* _WHAT IS ASKED_
Each line in the entries below that holds the string "성폭력범죄의" is to be listed.

* _GIVEN DATA_
__________________________________________________

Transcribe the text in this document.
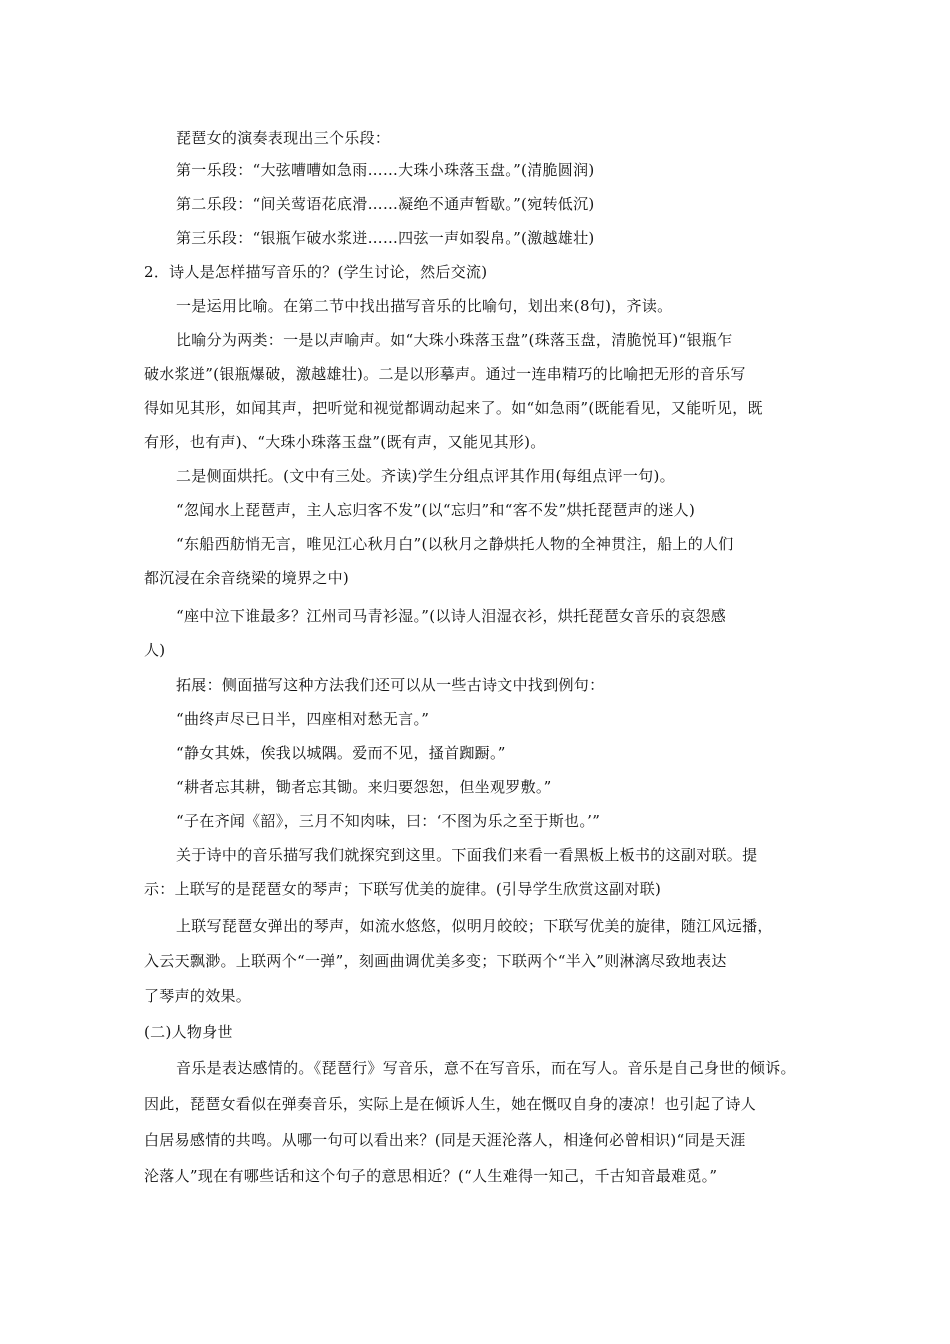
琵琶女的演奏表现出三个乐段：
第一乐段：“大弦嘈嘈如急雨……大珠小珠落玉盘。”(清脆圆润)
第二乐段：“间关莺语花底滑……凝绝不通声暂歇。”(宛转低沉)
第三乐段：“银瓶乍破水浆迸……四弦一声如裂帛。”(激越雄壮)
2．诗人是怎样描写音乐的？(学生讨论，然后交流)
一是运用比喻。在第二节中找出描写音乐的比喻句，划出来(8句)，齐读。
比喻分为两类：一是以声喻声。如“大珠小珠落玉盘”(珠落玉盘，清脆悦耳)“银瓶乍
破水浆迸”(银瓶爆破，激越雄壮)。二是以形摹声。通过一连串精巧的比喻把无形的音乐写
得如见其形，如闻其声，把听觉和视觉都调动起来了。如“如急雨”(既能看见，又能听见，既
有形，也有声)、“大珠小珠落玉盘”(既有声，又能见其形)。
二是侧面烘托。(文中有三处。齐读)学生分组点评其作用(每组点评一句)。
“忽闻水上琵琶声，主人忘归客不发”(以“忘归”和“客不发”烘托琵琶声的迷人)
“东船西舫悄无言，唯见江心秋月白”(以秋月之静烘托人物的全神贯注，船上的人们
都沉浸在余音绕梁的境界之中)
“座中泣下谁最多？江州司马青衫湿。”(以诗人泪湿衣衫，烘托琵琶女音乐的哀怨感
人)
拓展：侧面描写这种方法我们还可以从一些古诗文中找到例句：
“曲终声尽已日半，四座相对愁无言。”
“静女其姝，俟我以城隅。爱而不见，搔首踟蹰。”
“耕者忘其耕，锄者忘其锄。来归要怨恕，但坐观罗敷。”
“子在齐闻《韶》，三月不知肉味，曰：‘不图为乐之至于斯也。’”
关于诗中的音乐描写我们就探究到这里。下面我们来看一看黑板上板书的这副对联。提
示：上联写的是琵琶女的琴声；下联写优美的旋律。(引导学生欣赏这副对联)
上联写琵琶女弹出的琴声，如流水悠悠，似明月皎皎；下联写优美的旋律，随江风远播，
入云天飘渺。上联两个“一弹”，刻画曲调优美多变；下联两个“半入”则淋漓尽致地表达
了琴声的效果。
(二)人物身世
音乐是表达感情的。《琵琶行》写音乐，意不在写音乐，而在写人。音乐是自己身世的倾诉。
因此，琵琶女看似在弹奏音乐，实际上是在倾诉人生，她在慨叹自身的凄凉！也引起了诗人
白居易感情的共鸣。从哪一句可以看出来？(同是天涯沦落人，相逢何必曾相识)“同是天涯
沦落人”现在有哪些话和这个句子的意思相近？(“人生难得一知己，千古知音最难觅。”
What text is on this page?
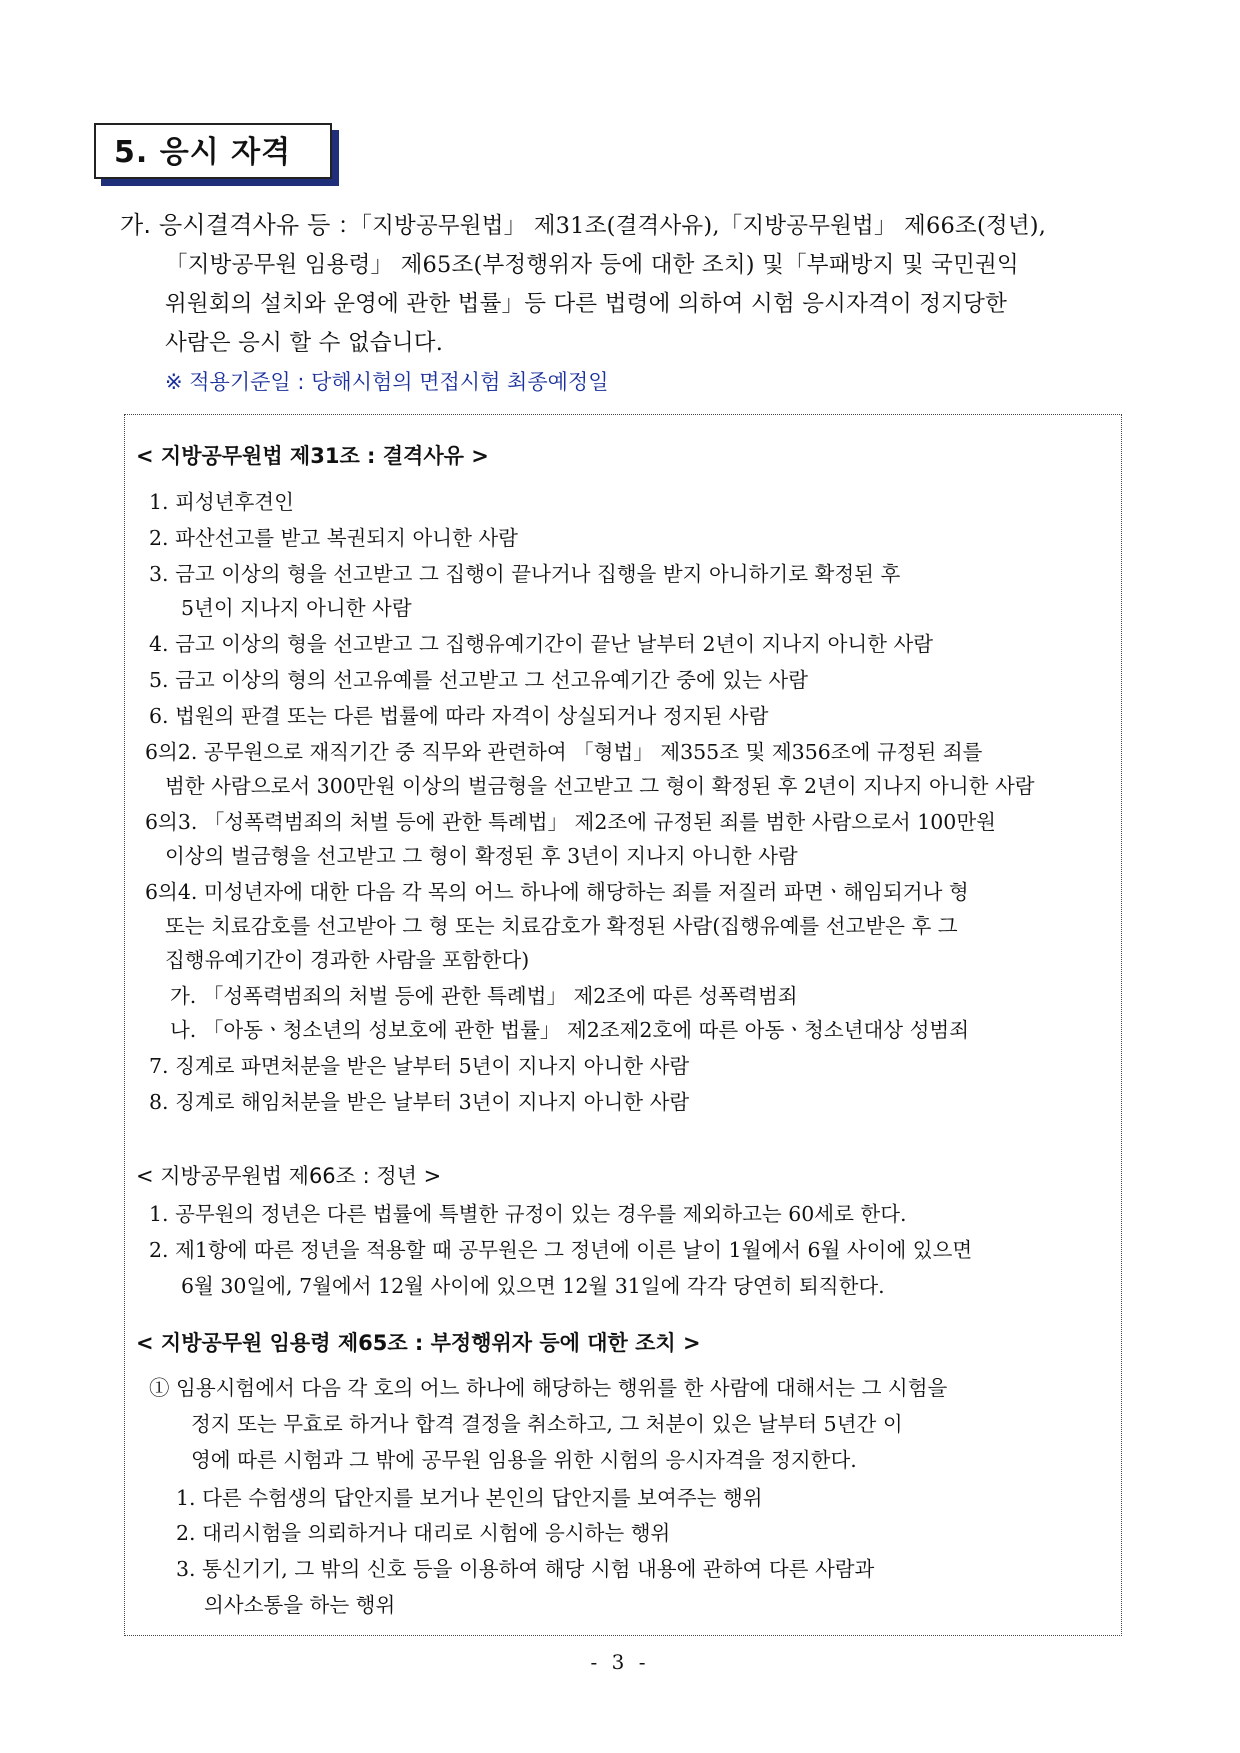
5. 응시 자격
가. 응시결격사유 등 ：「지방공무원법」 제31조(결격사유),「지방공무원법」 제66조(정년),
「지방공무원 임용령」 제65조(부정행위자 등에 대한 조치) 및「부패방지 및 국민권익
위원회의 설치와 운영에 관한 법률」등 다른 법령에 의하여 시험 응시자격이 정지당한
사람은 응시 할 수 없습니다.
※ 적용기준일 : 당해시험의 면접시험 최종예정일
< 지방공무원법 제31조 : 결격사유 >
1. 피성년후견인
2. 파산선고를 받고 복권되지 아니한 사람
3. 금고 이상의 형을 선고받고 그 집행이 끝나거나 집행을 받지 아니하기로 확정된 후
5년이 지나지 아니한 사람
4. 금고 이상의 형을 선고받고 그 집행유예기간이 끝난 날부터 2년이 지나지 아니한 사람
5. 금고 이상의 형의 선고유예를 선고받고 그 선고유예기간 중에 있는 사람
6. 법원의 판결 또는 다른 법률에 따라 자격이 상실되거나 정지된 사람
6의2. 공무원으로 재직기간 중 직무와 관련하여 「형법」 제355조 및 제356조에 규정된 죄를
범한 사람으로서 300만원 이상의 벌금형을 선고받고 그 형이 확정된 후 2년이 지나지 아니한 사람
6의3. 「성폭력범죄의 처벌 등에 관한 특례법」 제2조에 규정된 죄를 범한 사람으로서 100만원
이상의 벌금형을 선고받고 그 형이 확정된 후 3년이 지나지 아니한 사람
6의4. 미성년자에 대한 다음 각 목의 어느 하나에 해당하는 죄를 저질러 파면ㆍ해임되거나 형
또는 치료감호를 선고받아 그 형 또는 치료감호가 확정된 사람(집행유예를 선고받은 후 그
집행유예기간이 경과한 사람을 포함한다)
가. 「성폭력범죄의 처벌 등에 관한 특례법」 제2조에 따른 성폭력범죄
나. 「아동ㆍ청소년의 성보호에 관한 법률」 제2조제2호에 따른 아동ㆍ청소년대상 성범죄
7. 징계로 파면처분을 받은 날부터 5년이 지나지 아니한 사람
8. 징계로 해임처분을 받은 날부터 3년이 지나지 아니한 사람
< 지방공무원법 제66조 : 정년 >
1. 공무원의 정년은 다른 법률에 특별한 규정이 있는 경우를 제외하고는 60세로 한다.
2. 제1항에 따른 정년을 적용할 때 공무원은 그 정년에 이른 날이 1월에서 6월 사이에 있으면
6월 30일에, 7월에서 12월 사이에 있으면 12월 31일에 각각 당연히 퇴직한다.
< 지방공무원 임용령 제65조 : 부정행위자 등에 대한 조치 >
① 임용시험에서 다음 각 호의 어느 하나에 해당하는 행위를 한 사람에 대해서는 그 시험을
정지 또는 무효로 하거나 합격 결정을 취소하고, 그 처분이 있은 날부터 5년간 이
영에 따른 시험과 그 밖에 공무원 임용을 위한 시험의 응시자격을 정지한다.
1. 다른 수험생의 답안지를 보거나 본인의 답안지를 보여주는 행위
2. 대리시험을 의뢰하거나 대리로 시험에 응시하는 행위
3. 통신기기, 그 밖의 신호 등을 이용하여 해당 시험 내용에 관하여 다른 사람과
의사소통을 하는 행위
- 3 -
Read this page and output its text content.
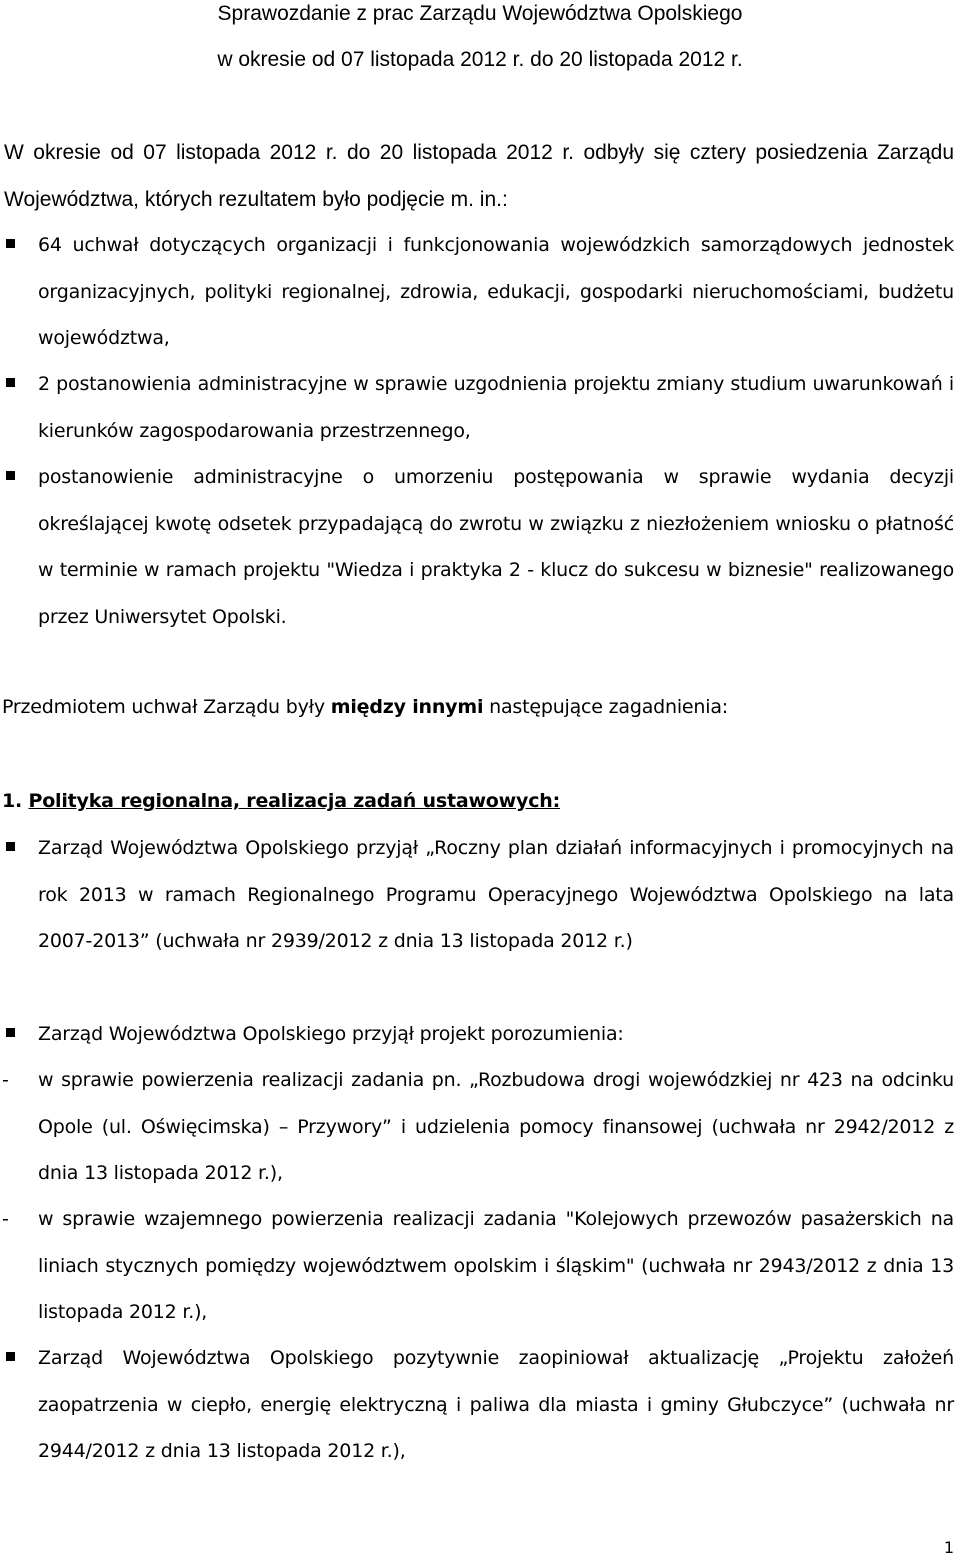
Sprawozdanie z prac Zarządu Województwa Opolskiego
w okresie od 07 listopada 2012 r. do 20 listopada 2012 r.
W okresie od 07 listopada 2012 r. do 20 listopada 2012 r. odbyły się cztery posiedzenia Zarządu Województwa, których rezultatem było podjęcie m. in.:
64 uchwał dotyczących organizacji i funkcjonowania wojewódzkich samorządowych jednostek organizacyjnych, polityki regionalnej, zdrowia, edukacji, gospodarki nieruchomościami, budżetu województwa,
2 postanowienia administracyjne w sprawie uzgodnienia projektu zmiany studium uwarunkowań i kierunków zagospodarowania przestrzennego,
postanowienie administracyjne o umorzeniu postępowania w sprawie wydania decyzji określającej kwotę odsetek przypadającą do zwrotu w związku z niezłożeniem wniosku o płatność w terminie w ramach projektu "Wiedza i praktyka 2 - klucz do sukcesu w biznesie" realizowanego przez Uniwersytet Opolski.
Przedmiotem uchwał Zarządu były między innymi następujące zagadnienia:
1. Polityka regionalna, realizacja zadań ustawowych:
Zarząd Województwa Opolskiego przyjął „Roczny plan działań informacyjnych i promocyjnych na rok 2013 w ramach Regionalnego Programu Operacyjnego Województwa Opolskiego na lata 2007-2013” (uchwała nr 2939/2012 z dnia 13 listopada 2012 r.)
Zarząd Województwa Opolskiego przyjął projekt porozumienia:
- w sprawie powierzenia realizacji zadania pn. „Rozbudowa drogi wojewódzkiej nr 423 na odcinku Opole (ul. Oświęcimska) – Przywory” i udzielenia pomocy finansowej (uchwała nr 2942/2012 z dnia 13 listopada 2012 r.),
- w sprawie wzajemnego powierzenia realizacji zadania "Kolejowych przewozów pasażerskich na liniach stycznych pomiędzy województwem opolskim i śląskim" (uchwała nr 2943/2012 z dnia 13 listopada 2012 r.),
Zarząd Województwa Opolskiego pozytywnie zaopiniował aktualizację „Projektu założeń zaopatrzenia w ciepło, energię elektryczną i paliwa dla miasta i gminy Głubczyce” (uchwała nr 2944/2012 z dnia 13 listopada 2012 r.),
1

__________________________________________________

* _WRITTEN REPLY_
6의3. 「성폭력범죄의 처벌 등에 관한 특례법」 제2조에 규정된 죄를 범한 사람으로서 100만원
가. 「성폭력범죄의 처벌 등에 관한 특례법」 제2조에 따른 성폭력범죄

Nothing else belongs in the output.